Problem to solve: Reproduce the records below in their entirety, character for character.

The input:
^^^^^^^^^^^^^^^^

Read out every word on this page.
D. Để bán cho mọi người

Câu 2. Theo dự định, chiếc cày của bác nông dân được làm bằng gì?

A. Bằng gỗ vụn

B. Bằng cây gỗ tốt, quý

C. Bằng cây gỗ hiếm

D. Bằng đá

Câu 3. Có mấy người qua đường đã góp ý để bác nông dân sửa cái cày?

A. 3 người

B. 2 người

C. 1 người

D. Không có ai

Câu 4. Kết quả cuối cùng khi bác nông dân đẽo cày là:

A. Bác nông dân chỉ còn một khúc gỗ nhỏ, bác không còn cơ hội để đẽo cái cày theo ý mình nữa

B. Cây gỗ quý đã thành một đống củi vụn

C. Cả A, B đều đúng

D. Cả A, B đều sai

^^^^^^^^^^^^^^^^

Correct output:
Read out every word on this page.
D. Để bán cho mọi người

Câu 2. Theo dự định, chiếc cày của bác nông dân được làm bằng gì?

A. Bằng gỗ vụn

B. Bằng cây gỗ tốt, quý

C. Bằng cây gỗ hiếm

D. Bằng đá

Câu 3. Có mấy người qua đường đã góp ý để bác nông dân sửa cái cày?

A. 3 người

B. 2 người

C. 1 người

D. Không có ai

Câu 4. Kết quả cuối cùng khi bác nông dân đẽo cày là:

A. Bác nông dân chỉ còn một khúc gỗ nhỏ, bác không còn cơ hội để đẽo cái cày theo ý mình nữa

B. Cây gỗ quý đã thành một đống củi vụn

C. Cả A, B đều đúng

D. Cả A, B đều sai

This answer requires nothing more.